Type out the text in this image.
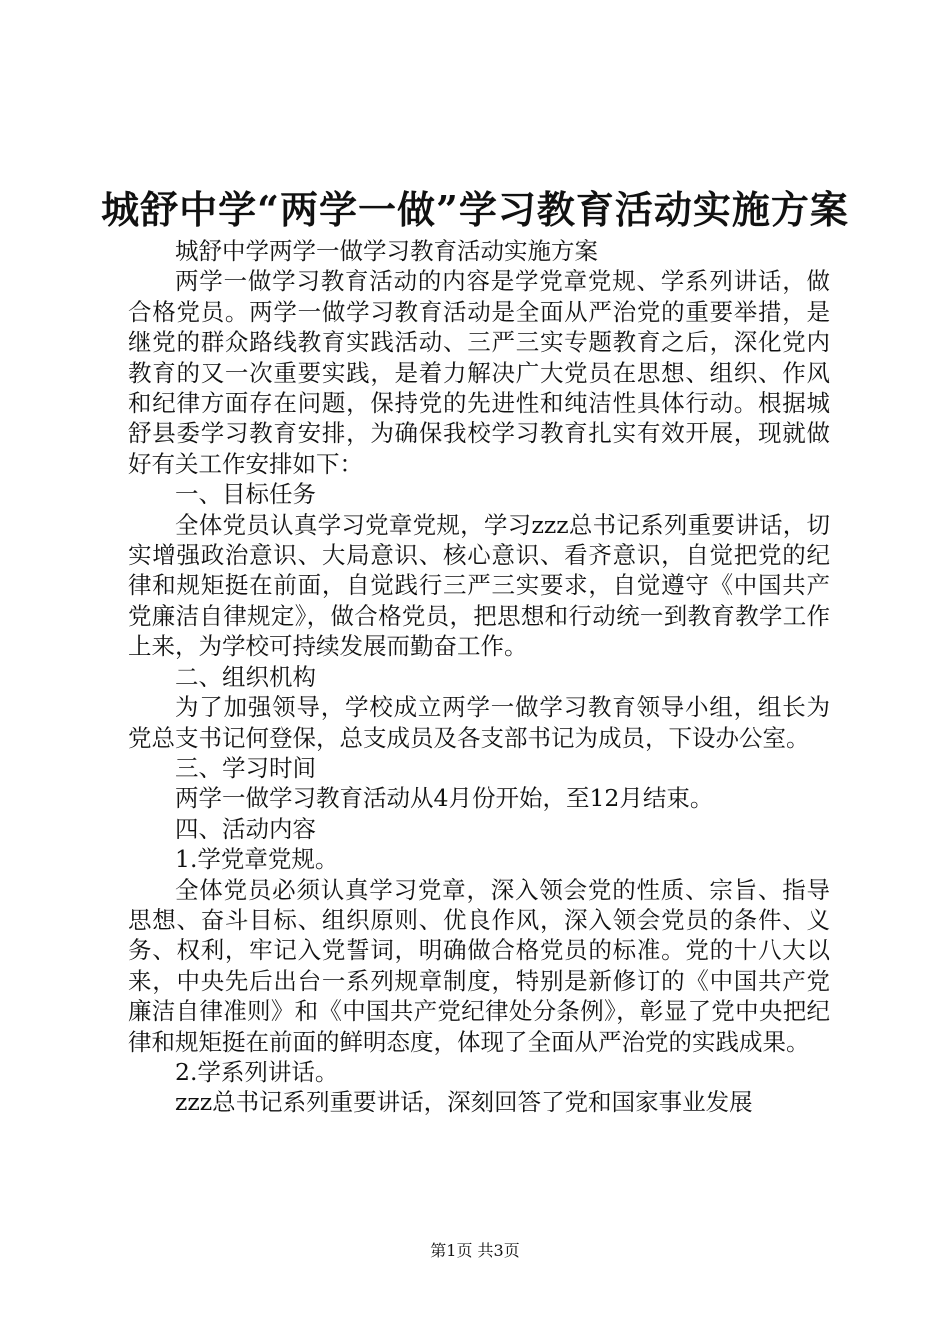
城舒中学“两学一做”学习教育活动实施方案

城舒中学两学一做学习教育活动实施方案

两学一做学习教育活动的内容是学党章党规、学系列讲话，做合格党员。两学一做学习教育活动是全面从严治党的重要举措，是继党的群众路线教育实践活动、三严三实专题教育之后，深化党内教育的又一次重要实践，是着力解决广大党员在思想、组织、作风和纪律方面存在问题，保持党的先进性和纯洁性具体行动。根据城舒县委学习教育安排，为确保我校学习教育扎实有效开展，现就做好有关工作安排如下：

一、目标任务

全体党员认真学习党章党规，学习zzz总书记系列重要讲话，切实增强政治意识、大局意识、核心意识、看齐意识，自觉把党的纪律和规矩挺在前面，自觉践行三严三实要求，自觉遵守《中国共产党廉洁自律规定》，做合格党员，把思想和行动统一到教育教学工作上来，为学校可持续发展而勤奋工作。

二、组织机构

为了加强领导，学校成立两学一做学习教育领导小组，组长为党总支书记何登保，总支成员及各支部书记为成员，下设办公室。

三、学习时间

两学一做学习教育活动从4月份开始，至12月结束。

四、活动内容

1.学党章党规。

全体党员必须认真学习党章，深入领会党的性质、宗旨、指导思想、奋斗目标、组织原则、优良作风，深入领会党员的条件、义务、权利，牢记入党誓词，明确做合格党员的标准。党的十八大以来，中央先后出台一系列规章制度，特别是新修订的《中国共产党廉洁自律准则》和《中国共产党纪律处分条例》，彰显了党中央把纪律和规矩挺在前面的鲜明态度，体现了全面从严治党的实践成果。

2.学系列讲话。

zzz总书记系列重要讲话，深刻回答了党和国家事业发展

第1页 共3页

════════════════════

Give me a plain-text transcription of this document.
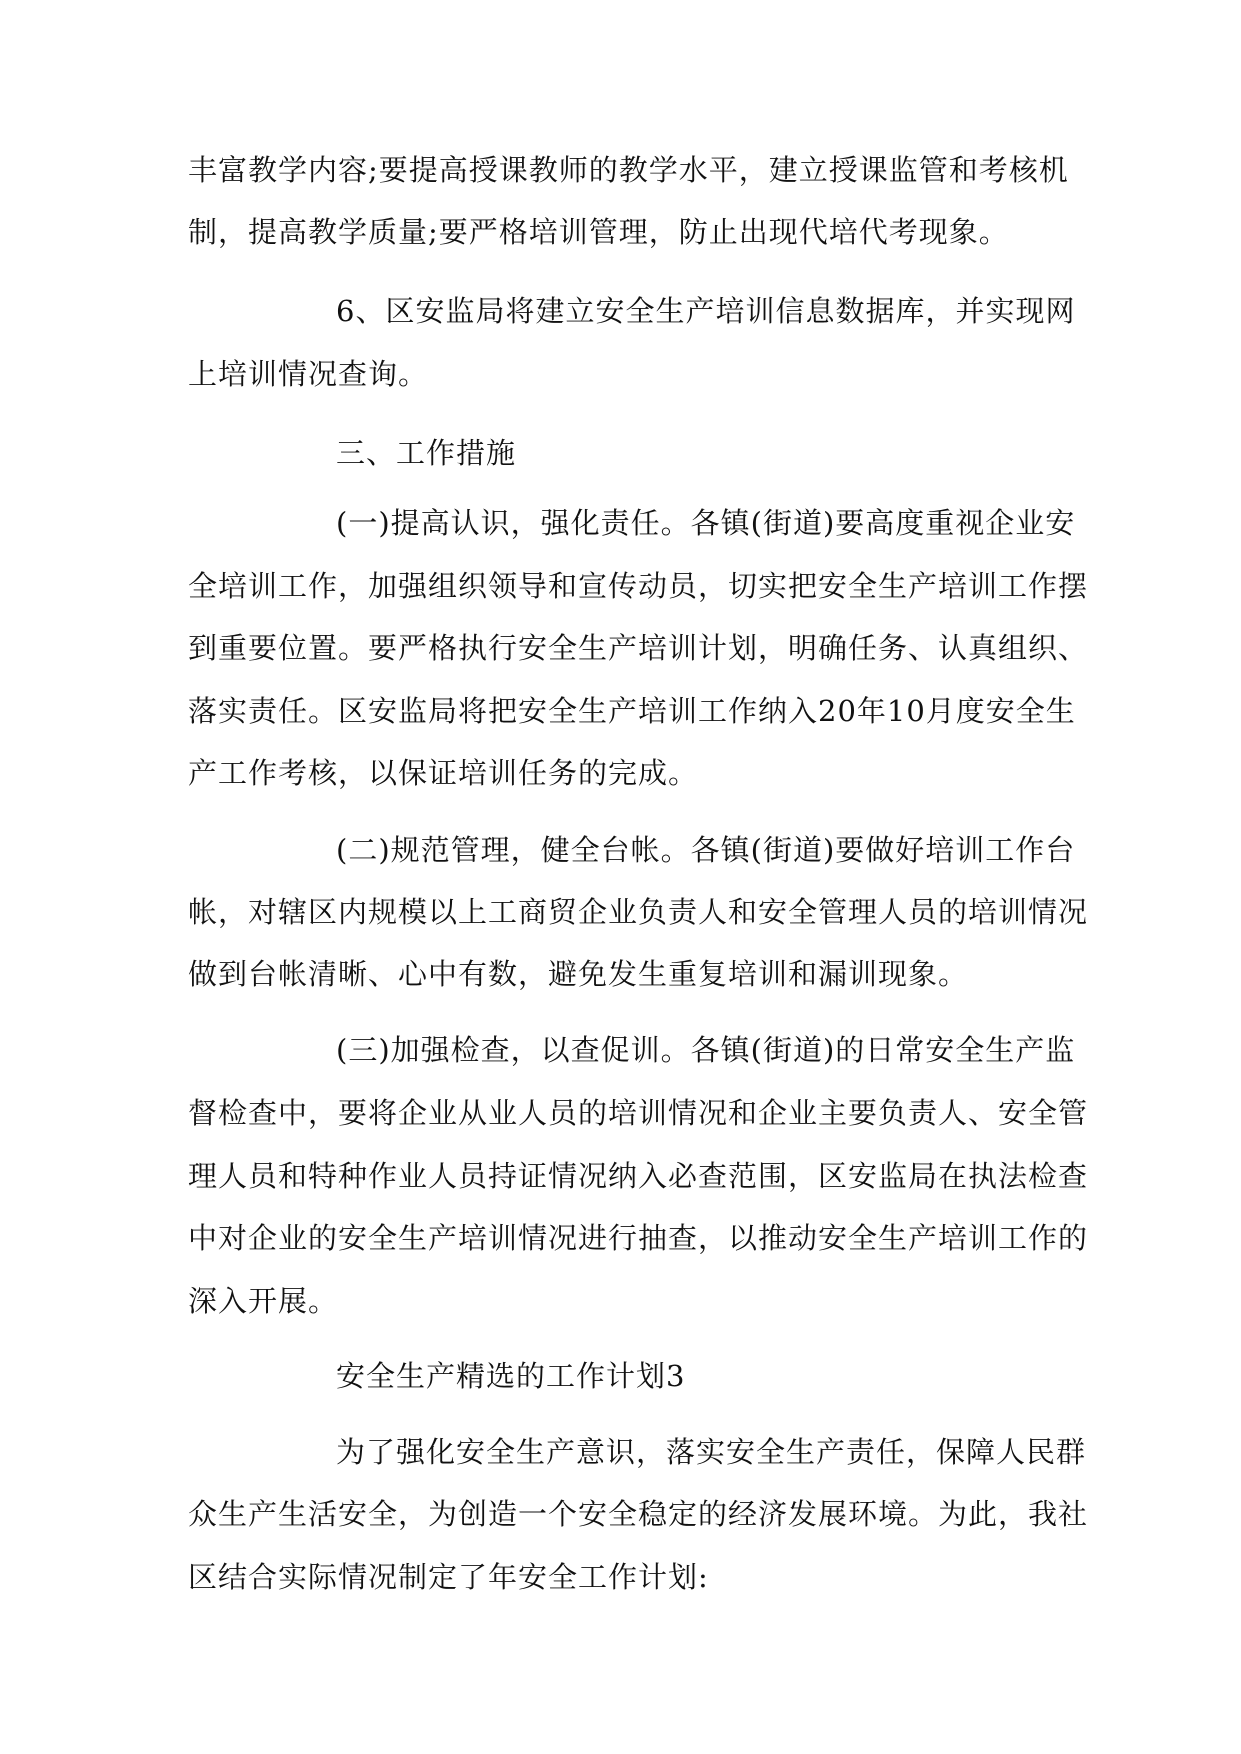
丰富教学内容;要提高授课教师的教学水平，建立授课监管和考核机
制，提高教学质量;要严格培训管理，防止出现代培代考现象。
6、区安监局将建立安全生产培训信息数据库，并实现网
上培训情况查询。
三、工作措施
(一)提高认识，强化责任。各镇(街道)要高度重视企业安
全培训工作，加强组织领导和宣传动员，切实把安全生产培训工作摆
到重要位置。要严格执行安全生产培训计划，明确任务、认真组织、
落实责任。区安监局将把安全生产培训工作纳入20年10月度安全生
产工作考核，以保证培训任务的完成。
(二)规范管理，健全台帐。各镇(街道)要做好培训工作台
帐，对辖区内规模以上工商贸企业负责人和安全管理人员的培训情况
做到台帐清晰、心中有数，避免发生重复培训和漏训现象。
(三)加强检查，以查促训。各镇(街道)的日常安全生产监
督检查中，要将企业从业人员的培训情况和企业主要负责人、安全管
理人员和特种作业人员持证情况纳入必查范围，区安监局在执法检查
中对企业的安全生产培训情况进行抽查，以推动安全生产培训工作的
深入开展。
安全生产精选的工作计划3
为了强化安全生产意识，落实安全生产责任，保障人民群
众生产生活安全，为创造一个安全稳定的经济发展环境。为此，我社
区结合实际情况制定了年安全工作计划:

════════════════════

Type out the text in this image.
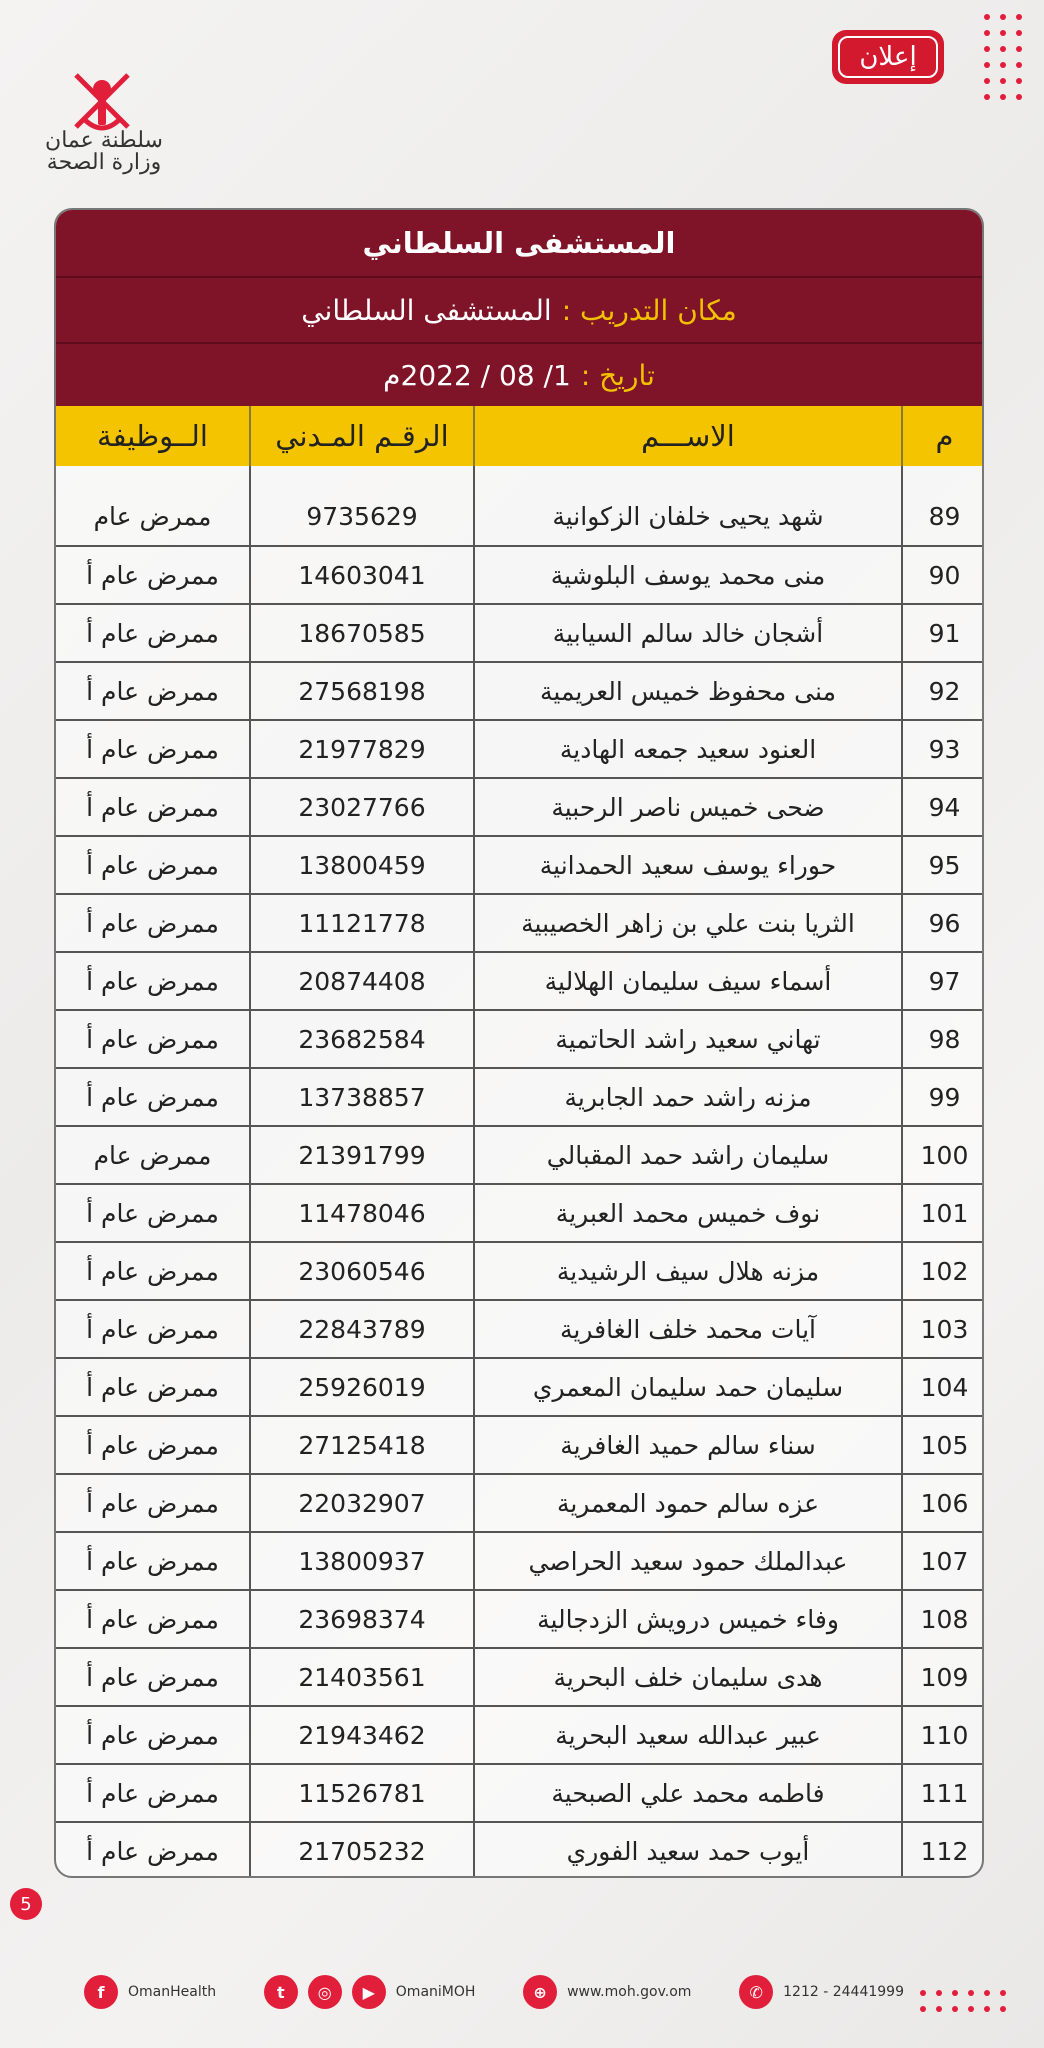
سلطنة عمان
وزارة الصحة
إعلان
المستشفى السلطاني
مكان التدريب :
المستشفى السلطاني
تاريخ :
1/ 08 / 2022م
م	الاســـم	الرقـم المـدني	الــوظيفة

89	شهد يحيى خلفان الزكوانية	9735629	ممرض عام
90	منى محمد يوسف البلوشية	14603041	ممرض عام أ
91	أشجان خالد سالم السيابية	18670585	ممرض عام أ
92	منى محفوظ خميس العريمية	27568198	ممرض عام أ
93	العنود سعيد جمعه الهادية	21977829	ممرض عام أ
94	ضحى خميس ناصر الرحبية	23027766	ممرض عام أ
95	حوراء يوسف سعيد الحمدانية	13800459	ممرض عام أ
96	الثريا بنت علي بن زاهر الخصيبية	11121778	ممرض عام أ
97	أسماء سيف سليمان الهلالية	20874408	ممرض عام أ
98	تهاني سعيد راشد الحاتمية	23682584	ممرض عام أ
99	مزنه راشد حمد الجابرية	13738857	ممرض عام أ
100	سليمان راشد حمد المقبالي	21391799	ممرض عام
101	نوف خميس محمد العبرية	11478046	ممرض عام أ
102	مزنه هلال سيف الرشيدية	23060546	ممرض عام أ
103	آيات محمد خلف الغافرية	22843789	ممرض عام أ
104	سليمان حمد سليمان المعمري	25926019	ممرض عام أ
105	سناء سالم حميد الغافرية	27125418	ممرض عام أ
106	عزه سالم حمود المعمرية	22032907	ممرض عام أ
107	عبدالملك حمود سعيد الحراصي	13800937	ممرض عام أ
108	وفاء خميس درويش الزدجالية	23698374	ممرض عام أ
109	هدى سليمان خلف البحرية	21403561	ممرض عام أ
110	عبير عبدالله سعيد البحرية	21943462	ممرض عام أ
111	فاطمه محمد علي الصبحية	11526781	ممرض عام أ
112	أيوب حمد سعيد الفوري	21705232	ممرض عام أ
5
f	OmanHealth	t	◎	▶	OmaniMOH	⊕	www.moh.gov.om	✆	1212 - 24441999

════════════════════

Copy out every line of the material above that mentions the word "يوسف".

Correct answer
90	منى محمد يوسف البلوشية	14603041	ممرض عام أ
95	حوراء يوسف سعيد الحمدانية	13800459	ممرض عام أ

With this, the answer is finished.